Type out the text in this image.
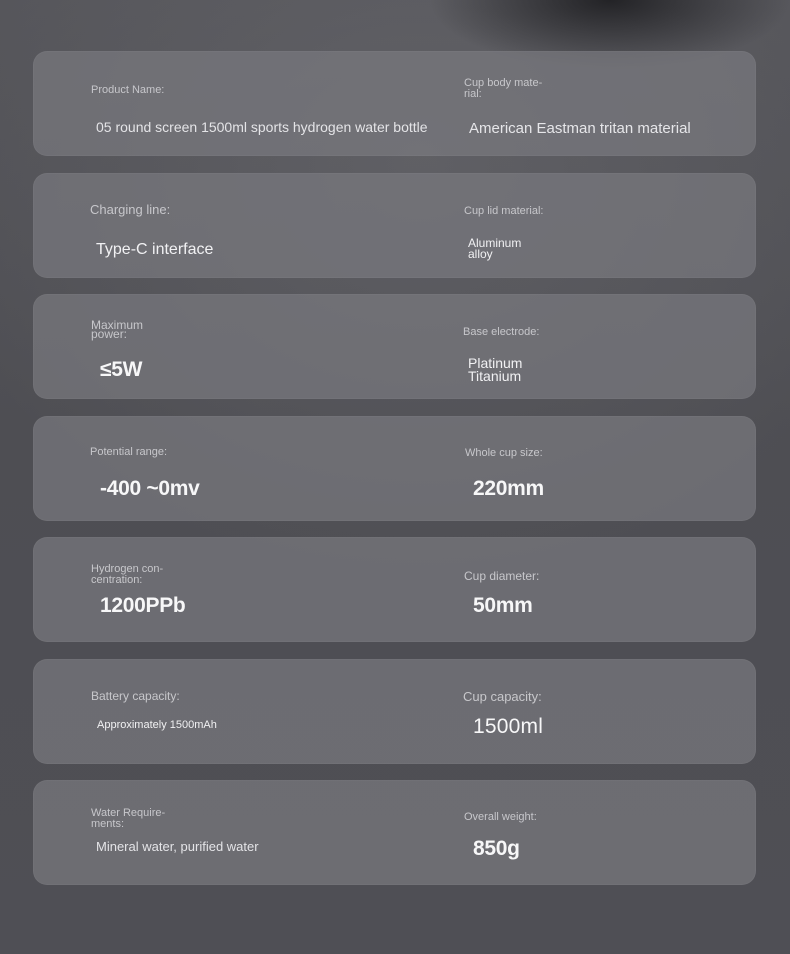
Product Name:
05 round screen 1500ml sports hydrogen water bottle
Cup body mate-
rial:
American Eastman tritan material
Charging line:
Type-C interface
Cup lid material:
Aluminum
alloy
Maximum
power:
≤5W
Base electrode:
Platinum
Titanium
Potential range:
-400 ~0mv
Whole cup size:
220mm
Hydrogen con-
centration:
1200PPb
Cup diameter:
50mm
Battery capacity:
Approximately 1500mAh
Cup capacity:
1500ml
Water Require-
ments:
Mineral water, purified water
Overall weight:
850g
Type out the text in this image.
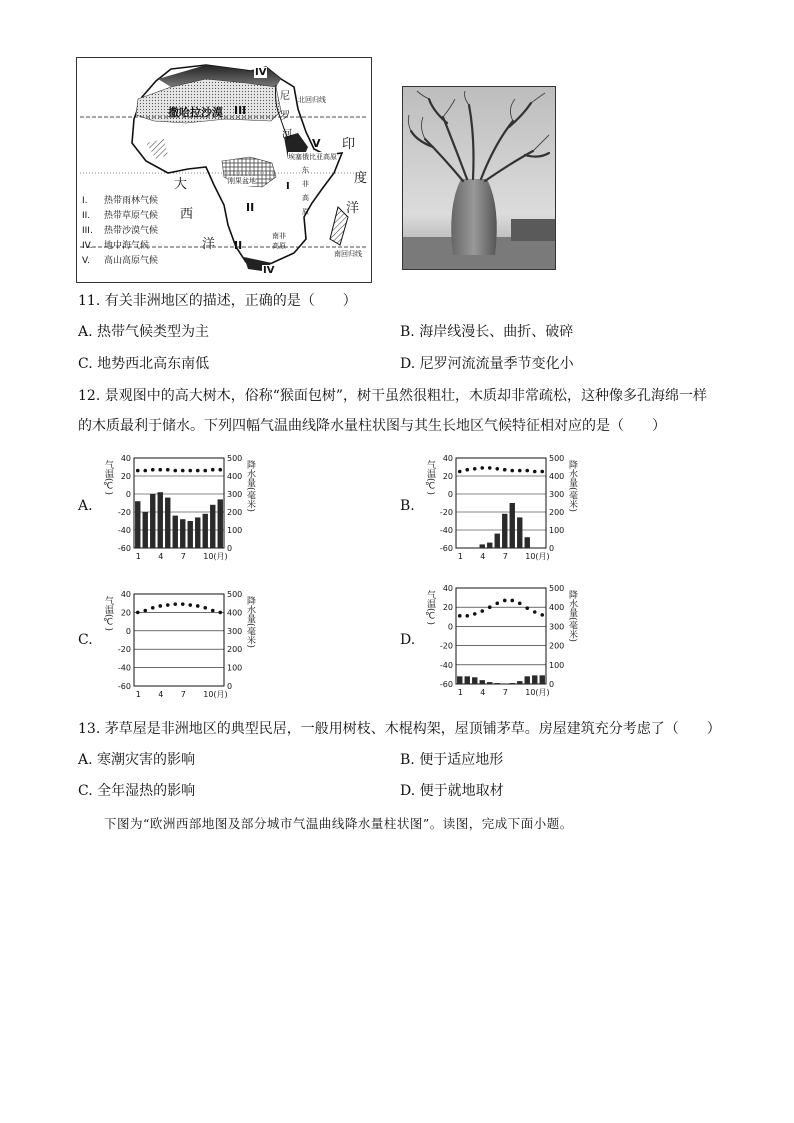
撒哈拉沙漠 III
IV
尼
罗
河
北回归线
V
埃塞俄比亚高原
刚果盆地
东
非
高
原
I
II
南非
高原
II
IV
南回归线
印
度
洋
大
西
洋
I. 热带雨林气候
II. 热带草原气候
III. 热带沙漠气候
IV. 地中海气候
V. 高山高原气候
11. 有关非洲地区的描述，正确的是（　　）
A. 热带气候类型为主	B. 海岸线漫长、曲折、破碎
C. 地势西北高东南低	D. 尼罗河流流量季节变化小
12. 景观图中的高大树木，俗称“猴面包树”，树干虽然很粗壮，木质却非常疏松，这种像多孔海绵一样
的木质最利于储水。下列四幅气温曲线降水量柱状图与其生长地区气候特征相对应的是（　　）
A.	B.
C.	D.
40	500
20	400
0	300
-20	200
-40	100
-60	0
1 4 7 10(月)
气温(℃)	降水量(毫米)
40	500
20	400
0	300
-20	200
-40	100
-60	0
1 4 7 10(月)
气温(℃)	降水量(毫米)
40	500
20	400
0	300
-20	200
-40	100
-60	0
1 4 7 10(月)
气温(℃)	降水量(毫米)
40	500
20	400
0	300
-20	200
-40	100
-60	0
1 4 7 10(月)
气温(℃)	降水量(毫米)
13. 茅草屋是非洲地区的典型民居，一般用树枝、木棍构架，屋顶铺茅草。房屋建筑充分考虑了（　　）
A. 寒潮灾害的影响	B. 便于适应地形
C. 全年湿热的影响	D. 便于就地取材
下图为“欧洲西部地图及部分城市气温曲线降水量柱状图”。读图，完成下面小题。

-=-=-

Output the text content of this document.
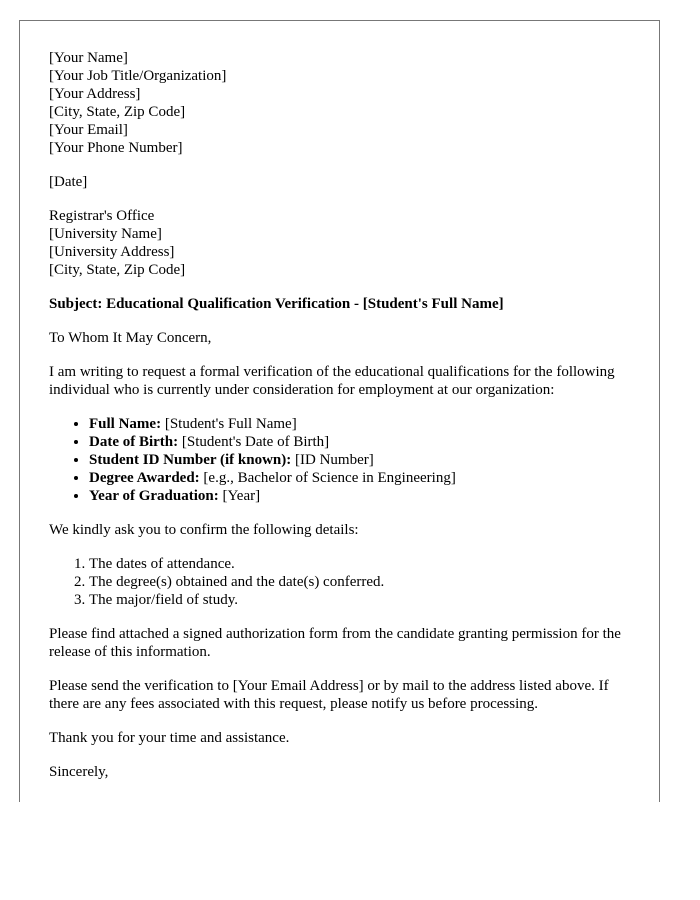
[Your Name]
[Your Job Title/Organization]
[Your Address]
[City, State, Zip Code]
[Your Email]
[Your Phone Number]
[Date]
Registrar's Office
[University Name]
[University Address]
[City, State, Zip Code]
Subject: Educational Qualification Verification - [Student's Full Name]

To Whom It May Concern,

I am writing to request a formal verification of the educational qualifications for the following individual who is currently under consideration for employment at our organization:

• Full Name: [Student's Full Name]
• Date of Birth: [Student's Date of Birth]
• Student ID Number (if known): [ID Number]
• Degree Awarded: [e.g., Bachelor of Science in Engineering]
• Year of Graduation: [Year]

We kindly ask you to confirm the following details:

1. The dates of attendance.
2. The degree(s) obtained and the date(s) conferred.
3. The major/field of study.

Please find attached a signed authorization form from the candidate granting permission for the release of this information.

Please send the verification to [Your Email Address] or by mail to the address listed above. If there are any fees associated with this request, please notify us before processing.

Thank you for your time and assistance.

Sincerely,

-=-=-

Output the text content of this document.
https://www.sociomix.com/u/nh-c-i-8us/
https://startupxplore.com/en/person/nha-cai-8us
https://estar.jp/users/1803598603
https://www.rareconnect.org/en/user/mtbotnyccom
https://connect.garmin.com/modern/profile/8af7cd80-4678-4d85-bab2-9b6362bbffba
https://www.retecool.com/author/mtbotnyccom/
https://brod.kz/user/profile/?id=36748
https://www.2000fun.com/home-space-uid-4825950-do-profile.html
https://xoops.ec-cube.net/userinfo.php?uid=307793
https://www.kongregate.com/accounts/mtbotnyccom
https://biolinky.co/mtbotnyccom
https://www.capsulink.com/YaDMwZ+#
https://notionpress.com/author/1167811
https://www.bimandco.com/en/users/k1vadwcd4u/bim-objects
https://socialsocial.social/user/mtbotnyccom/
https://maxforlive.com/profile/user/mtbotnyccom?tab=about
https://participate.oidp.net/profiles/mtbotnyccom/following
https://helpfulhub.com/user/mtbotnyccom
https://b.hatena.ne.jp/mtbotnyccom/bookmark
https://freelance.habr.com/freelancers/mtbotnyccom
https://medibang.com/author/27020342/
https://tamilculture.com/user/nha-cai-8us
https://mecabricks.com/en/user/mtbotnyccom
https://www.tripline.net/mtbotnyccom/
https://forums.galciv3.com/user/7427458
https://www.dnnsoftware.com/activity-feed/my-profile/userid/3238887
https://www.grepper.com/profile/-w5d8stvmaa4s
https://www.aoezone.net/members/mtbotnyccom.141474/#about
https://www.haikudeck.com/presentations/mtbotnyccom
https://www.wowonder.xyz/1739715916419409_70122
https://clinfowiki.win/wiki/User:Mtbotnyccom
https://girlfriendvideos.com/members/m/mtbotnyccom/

-=-=-

What the task requires = Determine how many lines include the string "University". Give no answer but the number.

Task output = 2